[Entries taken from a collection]
-- begin --

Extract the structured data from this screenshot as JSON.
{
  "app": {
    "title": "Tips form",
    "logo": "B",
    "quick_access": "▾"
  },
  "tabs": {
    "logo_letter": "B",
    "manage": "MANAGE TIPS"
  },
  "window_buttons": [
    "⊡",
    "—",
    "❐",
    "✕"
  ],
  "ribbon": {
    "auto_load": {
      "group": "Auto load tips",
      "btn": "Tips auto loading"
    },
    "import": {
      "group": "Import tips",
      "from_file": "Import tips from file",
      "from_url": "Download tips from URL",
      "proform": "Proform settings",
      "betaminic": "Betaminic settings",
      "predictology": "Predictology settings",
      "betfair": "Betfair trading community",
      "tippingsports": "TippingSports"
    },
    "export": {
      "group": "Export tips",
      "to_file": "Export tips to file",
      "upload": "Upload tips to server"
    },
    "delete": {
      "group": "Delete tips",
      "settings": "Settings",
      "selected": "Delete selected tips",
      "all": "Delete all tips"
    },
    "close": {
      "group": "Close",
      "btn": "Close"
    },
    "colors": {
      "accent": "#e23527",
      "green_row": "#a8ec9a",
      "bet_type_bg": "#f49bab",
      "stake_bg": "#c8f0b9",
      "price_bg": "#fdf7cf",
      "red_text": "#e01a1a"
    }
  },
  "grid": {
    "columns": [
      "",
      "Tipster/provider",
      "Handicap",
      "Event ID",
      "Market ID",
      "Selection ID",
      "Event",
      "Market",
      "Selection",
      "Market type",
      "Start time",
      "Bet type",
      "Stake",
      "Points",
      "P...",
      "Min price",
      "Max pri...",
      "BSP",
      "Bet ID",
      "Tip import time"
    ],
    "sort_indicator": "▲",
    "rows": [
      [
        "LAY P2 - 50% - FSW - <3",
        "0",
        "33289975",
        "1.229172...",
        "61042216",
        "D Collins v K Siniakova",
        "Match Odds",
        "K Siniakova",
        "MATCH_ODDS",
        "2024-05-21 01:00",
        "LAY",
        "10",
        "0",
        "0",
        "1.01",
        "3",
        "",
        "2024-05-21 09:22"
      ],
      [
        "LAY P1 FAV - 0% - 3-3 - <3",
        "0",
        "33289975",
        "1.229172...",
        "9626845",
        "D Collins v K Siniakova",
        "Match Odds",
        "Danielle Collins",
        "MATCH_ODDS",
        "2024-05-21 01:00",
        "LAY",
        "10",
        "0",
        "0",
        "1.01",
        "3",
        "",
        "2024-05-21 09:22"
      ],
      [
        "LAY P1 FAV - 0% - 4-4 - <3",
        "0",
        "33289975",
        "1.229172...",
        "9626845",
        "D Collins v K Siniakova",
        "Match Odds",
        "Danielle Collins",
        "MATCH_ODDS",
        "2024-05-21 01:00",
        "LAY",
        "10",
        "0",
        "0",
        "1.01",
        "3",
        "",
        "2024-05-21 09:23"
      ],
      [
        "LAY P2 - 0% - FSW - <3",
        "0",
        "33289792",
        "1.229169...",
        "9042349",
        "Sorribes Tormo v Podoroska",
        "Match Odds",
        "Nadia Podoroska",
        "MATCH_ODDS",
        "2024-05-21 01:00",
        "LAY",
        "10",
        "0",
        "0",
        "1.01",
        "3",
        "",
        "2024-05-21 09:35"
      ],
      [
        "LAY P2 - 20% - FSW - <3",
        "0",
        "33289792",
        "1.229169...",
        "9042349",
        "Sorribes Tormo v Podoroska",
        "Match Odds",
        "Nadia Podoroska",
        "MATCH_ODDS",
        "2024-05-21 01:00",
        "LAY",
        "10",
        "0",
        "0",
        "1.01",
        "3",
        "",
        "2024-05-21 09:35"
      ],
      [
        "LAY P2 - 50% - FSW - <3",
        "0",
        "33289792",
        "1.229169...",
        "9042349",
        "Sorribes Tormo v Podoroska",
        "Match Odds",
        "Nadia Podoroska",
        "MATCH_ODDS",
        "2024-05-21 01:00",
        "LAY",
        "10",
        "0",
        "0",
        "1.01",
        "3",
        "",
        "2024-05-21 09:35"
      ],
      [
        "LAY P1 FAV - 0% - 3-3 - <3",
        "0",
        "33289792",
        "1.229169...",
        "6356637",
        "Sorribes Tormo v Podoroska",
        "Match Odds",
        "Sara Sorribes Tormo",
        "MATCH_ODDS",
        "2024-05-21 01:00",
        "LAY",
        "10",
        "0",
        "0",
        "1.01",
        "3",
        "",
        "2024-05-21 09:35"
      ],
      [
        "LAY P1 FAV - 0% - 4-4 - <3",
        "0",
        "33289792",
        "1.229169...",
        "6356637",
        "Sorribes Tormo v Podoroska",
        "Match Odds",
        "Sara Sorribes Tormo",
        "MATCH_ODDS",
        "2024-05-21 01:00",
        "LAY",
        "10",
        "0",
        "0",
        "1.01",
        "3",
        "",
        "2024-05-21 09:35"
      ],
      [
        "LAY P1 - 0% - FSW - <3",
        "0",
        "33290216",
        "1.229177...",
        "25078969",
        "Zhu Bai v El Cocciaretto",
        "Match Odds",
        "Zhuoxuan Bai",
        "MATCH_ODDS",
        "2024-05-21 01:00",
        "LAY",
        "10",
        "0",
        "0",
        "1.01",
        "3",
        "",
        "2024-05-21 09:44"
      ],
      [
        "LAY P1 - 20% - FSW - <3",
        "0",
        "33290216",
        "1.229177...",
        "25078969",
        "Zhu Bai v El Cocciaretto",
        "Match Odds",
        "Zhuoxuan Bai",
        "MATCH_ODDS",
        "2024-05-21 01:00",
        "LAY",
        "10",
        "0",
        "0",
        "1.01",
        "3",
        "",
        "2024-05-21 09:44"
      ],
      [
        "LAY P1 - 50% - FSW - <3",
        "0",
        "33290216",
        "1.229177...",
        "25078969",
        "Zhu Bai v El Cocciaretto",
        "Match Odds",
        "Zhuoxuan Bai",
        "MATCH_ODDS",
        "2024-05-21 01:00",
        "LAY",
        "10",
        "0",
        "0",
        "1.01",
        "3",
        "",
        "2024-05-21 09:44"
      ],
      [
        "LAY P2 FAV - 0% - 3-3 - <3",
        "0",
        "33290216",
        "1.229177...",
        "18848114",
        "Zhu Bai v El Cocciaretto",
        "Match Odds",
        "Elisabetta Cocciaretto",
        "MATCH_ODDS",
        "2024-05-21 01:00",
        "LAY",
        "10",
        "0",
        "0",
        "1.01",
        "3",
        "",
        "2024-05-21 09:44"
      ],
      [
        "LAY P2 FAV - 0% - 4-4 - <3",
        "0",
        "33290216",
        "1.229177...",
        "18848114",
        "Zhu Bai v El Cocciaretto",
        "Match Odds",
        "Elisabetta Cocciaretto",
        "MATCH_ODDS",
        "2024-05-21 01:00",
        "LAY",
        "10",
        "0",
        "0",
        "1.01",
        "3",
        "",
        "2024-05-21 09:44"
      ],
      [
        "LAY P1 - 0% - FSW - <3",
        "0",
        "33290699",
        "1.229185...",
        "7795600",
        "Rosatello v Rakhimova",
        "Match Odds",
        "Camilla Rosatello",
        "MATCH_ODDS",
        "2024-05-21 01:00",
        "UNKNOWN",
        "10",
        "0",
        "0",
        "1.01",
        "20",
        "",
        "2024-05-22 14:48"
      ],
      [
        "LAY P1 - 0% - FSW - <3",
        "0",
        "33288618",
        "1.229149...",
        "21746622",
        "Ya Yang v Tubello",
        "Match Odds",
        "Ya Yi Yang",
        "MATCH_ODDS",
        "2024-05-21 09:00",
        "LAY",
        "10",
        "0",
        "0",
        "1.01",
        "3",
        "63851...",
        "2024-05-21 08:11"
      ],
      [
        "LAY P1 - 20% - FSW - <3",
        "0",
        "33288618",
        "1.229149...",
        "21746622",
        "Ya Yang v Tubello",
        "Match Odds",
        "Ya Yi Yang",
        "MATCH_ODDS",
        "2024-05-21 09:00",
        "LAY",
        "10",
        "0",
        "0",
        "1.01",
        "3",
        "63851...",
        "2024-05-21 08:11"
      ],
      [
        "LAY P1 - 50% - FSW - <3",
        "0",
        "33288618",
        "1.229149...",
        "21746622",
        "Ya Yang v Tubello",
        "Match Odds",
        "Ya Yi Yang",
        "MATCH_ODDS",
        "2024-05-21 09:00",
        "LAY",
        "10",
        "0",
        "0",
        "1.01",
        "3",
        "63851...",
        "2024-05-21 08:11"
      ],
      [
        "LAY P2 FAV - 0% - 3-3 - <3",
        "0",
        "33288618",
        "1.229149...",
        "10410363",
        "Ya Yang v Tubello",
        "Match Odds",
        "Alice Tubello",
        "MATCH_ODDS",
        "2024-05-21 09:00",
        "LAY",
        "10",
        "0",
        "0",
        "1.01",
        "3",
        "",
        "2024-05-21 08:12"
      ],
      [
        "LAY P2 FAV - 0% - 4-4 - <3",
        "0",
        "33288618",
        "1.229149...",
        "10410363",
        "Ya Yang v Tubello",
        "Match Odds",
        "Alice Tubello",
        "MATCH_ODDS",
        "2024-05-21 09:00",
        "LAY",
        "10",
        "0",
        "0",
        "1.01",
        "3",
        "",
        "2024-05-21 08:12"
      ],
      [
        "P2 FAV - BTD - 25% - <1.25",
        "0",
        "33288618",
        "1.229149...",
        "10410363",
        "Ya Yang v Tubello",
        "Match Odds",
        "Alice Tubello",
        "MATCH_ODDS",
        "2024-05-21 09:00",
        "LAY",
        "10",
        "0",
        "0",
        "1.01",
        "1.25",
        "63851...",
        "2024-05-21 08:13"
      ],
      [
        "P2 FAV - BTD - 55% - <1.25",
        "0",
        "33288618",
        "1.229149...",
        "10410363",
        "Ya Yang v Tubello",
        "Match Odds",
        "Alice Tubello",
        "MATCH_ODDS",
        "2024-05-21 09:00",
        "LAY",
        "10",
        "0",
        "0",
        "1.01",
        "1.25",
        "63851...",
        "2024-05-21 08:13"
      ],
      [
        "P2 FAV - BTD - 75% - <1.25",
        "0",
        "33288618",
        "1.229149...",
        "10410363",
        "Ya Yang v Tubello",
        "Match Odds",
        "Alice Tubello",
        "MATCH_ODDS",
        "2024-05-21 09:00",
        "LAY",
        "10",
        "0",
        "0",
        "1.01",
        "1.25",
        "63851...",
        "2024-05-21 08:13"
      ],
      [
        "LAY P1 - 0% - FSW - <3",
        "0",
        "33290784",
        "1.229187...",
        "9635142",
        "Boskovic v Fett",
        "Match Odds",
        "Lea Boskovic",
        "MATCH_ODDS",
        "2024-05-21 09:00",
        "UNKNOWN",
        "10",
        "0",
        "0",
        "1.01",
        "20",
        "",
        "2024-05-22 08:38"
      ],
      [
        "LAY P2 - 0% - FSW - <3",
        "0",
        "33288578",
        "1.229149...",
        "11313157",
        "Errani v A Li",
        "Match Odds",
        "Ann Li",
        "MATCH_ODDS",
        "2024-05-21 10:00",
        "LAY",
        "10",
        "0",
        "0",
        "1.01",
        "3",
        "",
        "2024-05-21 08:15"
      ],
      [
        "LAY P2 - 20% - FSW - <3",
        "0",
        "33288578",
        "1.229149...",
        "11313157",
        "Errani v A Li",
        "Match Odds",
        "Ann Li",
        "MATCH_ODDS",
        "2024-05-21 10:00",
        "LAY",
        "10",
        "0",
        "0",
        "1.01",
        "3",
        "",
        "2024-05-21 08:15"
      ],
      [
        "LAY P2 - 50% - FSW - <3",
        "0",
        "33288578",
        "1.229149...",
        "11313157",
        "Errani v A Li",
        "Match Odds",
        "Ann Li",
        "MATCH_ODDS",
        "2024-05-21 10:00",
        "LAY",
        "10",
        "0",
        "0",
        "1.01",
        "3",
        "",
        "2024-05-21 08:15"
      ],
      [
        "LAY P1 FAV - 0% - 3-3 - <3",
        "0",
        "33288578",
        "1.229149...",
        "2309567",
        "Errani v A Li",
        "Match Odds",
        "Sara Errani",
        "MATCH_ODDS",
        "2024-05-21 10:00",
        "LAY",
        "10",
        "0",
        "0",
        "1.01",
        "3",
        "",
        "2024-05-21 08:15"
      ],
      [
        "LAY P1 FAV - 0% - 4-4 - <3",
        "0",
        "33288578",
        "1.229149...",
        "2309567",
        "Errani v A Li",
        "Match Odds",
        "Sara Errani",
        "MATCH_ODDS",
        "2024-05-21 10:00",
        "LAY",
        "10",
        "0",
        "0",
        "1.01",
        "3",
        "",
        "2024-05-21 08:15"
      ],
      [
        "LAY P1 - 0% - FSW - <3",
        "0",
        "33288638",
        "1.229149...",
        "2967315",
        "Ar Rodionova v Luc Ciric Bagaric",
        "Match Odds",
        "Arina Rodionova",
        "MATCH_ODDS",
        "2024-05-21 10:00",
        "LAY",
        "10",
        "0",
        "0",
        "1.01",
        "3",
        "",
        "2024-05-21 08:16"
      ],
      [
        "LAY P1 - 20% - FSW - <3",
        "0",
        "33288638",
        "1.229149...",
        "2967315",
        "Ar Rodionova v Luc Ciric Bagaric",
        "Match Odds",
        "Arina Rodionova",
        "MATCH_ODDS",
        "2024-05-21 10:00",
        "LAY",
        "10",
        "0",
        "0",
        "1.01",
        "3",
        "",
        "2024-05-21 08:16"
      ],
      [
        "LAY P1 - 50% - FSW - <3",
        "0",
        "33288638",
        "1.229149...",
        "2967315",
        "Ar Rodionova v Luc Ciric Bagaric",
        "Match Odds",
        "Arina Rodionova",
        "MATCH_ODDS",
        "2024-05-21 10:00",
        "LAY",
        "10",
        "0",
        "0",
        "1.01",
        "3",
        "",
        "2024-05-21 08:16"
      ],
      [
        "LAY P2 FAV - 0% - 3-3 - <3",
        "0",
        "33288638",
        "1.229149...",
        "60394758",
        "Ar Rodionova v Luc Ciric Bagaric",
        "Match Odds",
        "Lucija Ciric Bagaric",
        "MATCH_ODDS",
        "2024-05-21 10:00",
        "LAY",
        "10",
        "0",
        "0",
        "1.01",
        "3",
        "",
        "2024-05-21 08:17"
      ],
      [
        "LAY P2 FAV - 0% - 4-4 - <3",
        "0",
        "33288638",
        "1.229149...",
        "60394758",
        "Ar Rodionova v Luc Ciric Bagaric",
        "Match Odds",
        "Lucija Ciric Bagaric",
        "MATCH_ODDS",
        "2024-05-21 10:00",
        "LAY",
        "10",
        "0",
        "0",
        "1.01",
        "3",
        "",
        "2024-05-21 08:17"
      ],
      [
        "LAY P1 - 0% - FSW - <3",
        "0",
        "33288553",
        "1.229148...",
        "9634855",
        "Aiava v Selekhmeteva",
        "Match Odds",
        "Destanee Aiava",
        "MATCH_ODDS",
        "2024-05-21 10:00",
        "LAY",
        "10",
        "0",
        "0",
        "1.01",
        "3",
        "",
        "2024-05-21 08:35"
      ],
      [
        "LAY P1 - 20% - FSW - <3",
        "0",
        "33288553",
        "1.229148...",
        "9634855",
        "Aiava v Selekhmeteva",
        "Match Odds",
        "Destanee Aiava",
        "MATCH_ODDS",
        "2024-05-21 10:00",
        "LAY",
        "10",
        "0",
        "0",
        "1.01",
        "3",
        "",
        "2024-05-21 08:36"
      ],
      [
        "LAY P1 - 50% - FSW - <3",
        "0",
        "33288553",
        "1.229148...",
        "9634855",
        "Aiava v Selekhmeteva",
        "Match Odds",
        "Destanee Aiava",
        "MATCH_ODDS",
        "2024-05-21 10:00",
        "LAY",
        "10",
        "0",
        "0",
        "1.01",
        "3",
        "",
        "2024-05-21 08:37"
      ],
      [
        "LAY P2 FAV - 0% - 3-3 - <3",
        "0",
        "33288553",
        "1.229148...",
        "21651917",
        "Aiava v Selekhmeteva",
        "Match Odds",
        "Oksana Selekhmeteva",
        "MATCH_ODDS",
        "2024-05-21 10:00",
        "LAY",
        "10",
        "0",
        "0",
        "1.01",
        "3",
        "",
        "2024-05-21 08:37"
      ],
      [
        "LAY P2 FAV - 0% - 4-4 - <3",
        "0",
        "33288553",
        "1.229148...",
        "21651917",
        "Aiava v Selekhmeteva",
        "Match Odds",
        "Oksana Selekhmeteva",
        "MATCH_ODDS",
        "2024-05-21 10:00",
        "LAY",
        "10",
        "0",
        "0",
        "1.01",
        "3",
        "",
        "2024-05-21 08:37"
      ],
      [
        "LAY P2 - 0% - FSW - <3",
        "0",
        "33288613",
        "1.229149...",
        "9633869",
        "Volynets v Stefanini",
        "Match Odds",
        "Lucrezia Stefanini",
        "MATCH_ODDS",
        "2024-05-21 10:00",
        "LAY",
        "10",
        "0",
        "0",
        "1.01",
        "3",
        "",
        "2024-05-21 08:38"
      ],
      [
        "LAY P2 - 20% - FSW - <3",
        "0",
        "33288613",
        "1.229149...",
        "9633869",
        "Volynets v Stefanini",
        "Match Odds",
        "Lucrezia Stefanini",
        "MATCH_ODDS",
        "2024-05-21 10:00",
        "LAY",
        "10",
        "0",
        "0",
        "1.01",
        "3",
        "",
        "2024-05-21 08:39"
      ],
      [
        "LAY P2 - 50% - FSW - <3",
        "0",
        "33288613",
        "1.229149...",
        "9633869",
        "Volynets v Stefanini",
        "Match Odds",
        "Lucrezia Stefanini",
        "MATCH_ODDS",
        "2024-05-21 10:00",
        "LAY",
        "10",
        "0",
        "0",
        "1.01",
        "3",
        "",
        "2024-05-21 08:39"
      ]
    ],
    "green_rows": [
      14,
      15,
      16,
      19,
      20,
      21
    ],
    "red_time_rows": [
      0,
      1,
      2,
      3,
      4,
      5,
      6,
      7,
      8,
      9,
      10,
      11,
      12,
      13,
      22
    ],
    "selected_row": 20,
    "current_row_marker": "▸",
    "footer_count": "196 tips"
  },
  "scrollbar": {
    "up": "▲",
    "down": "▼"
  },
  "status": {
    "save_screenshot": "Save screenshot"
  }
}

-- end --

Directions for this task
Check the data for the word "Rosatello" and pull out the lines that have it.

Full solution
        "Rosatello v Rakhimova",
        "Camilla Rosatello",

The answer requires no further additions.